GIVEN DATA.
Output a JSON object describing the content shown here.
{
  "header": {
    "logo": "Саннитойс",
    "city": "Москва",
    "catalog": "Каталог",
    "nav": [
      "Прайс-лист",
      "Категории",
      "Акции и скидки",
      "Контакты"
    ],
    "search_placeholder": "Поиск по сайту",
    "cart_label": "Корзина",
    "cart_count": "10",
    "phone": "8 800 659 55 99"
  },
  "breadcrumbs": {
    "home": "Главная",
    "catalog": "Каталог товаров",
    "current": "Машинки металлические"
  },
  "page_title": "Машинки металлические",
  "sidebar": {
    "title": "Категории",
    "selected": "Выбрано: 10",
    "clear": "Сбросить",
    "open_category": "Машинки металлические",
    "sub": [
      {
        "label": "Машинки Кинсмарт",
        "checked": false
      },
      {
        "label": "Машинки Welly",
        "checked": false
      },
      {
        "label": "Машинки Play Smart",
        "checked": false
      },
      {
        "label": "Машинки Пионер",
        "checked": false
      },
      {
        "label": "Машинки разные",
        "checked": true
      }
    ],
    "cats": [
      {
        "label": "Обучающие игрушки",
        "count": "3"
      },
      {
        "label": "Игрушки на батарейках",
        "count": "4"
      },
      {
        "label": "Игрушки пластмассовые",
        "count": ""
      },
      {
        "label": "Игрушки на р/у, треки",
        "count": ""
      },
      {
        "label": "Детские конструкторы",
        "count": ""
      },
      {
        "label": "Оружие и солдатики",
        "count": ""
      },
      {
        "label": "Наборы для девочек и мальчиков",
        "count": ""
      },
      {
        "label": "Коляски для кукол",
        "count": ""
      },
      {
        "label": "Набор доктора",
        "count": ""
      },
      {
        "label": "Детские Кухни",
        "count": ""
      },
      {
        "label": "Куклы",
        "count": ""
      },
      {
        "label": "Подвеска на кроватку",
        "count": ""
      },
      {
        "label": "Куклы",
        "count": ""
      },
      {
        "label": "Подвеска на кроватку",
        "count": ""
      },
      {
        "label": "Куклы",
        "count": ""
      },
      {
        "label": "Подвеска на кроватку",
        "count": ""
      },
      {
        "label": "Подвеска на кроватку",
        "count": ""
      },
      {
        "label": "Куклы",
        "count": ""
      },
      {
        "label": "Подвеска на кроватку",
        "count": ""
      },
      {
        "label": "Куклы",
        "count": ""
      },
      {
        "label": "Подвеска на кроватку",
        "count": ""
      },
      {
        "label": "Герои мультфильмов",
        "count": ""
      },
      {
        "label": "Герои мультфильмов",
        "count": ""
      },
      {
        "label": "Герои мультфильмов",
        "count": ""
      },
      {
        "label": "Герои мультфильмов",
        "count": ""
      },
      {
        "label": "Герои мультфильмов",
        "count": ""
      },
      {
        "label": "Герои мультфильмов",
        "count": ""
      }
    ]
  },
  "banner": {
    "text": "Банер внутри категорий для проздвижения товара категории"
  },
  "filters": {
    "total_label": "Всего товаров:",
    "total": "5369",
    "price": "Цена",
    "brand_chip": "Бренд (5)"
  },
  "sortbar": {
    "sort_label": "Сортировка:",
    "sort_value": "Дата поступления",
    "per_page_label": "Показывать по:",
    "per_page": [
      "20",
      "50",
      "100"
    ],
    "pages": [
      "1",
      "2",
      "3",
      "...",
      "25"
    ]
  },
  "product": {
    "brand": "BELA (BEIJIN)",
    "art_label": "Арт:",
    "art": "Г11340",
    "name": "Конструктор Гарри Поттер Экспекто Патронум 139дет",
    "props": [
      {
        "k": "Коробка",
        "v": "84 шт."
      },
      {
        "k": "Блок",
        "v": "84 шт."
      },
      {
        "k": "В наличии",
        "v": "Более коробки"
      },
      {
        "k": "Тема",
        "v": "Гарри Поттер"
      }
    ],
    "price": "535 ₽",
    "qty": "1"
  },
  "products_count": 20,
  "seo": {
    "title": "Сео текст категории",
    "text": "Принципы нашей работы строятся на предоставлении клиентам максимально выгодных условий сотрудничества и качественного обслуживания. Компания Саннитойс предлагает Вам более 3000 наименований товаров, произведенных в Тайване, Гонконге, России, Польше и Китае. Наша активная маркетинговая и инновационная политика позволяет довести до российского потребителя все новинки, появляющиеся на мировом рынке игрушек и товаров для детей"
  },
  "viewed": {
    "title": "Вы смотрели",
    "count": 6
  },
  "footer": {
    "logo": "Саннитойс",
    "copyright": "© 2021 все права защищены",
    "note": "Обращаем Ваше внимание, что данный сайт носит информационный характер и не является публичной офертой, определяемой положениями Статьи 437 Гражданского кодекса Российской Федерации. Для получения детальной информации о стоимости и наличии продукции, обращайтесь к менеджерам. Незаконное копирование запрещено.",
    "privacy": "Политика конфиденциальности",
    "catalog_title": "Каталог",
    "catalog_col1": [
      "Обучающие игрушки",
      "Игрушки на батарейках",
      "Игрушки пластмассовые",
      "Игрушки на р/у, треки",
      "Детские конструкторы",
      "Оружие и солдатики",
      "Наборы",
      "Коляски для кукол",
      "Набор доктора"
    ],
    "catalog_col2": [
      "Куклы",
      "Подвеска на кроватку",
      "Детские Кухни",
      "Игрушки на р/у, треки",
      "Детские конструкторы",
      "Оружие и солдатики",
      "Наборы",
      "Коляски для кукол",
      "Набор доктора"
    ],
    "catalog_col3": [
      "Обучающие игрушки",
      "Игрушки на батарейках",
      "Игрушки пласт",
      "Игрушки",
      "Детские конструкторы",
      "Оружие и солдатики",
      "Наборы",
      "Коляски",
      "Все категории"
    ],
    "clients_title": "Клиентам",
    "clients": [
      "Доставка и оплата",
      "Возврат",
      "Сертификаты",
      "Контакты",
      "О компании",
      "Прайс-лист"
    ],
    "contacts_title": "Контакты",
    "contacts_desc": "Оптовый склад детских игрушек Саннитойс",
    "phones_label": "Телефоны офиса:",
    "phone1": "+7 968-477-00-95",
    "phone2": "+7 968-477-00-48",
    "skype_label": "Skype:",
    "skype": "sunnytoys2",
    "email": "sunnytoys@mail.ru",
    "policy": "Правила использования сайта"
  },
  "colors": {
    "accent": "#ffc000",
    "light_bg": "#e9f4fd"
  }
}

STATED EXERCISE.
Write the entries again, exactly as they stand.

EXERCISE RESPONSE.
Output a JSON object describing the content shown here.
{
  "header": {
    "logo": "Саннитойс",
    "city": "Москва",
    "catalog": "Каталог",
    "nav": [
      "Прайс-лист",
      "Категории",
      "Акции и скидки",
      "Контакты"
    ],
    "search_placeholder": "Поиск по сайту",
    "cart_label": "Корзина",
    "cart_count": "10",
    "phone": "8 800 659 55 99"
  },
  "breadcrumbs": {
    "home": "Главная",
    "catalog": "Каталог товаров",
    "current": "Машинки металлические"
  },
  "page_title": "Машинки металлические",
  "sidebar": {
    "title": "Категории",
    "selected": "Выбрано: 10",
    "clear": "Сбросить",
    "open_category": "Машинки металлические",
    "sub": [
      {
        "label": "Машинки Кинсмарт",
        "checked": false
      },
      {
        "label": "Машинки Welly",
        "checked": false
      },
      {
        "label": "Машинки Play Smart",
        "checked": false
      },
      {
        "label": "Машинки Пионер",
        "checked": false
      },
      {
        "label": "Машинки разные",
        "checked": true
      }
    ],
    "cats": [
      {
        "label": "Обучающие игрушки",
        "count": "3"
      },
      {
        "label": "Игрушки на батарейках",
        "count": "4"
      },
      {
        "label": "Игрушки пластмассовые",
        "count": ""
      },
      {
        "label": "Игрушки на р/у, треки",
        "count": ""
      },
      {
        "label": "Детские конструкторы",
        "count": ""
      },
      {
        "label": "Оружие и солдатики",
        "count": ""
      },
      {
        "label": "Наборы для девочек и мальчиков",
        "count": ""
      },
      {
        "label": "Коляски для кукол",
        "count": ""
      },
      {
        "label": "Набор доктора",
        "count": ""
      },
      {
        "label": "Детские Кухни",
        "count": ""
      },
      {
        "label": "Куклы",
        "count": ""
      },
      {
        "label": "Подвеска на кроватку",
        "count": ""
      },
      {
        "label": "Куклы",
        "count": ""
      },
      {
        "label": "Подвеска на кроватку",
        "count": ""
      },
      {
        "label": "Куклы",
        "count": ""
      },
      {
        "label": "Подвеска на кроватку",
        "count": ""
      },
      {
        "label": "Подвеска на кроватку",
        "count": ""
      },
      {
        "label": "Куклы",
        "count": ""
      },
      {
        "label": "Подвеска на кроватку",
        "count": ""
      },
      {
        "label": "Куклы",
        "count": ""
      },
      {
        "label": "Подвеска на кроватку",
        "count": ""
      },
      {
        "label": "Герои мультфильмов",
        "count": ""
      },
      {
        "label": "Герои мультфильмов",
        "count": ""
      },
      {
        "label": "Герои мультфильмов",
        "count": ""
      },
      {
        "label": "Герои мультфильмов",
        "count": ""
      },
      {
        "label": "Герои мультфильмов",
        "count": ""
      },
      {
        "label": "Герои мультфильмов",
        "count": ""
      }
    ]
  },
  "banner": {
    "text": "Банер внутри категорий для проздвижения товара категории"
  },
  "filters": {
    "total_label": "Всего товаров:",
    "total": "5369",
    "price": "Цена",
    "brand_chip": "Бренд (5)"
  },
  "sortbar": {
    "sort_label": "Сортировка:",
    "sort_value": "Дата поступления",
    "per_page_label": "Показывать по:",
    "per_page": [
      "20",
      "50",
      "100"
    ],
    "pages": [
      "1",
      "2",
      "3",
      "...",
      "25"
    ]
  },
  "product": {
    "brand": "BELA (BEIJIN)",
    "art_label": "Арт:",
    "art": "Г11340",
    "name": "Конструктор Гарри Поттер Экспекто Патронум 139дет",
    "props": [
      {
        "k": "Коробка",
        "v": "84 шт."
      },
      {
        "k": "Блок",
        "v": "84 шт."
      },
      {
        "k": "В наличии",
        "v": "Более коробки"
      },
      {
        "k": "Тема",
        "v": "Гарри Поттер"
      }
    ],
    "price": "535 ₽",
    "qty": "1"
  },
  "products_count": 20,
  "seo": {
    "title": "Сео текст категории",
    "text": "Принципы нашей работы строятся на предоставлении клиентам максимально выгодных условий сотрудничества и качественного обслуживания. Компания Саннитойс предлагает Вам более 3000 наименований товаров, произведенных в Тайване, Гонконге, России, Польше и Китае. Наша активная маркетинговая и инновационная политика позволяет довести до российского потребителя все новинки, появляющиеся на мировом рынке игрушек и товаров для детей"
  },
  "viewed": {
    "title": "Вы смотрели",
    "count": 6
  },
  "footer": {
    "logo": "Саннитойс",
    "copyright": "© 2021 все права защищены",
    "note": "Обращаем Ваше внимание, что данный сайт носит информационный характер и не является публичной офертой, определяемой положениями Статьи 437 Гражданского кодекса Российской Федерации. Для получения детальной информации о стоимости и наличии продукции, обращайтесь к менеджерам. Незаконное копирование запрещено.",
    "privacy": "Политика конфиденциальности",
    "catalog_title": "Каталог",
    "catalog_col1": [
      "Обучающие игрушки",
      "Игрушки на батарейках",
      "Игрушки пластмассовые",
      "Игрушки на р/у, треки",
      "Детские конструкторы",
      "Оружие и солдатики",
      "Наборы",
      "Коляски для кукол",
      "Набор доктора"
    ],
    "catalog_col2": [
      "Куклы",
      "Подвеска на кроватку",
      "Детские Кухни",
      "Игрушки на р/у, треки",
      "Детские конструкторы",
      "Оружие и солдатики",
      "Наборы",
      "Коляски для кукол",
      "Набор доктора"
    ],
    "catalog_col3": [
      "Обучающие игрушки",
      "Игрушки на батарейках",
      "Игрушки пласт",
      "Игрушки",
      "Детские конструкторы",
      "Оружие и солдатики",
      "Наборы",
      "Коляски",
      "Все категории"
    ],
    "clients_title": "Клиентам",
    "clients": [
      "Доставка и оплата",
      "Возврат",
      "Сертификаты",
      "Контакты",
      "О компании",
      "Прайс-лист"
    ],
    "contacts_title": "Контакты",
    "contacts_desc": "Оптовый склад детских игрушек Саннитойс",
    "phones_label": "Телефоны офиса:",
    "phone1": "+7 968-477-00-95",
    "phone2": "+7 968-477-00-48",
    "skype_label": "Skype:",
    "skype": "sunnytoys2",
    "email": "sunnytoys@mail.ru",
    "policy": "Правила использования сайта"
  },
  "colors": {
    "accent": "#ffc000",
    "light_bg": "#e9f4fd"
  }
}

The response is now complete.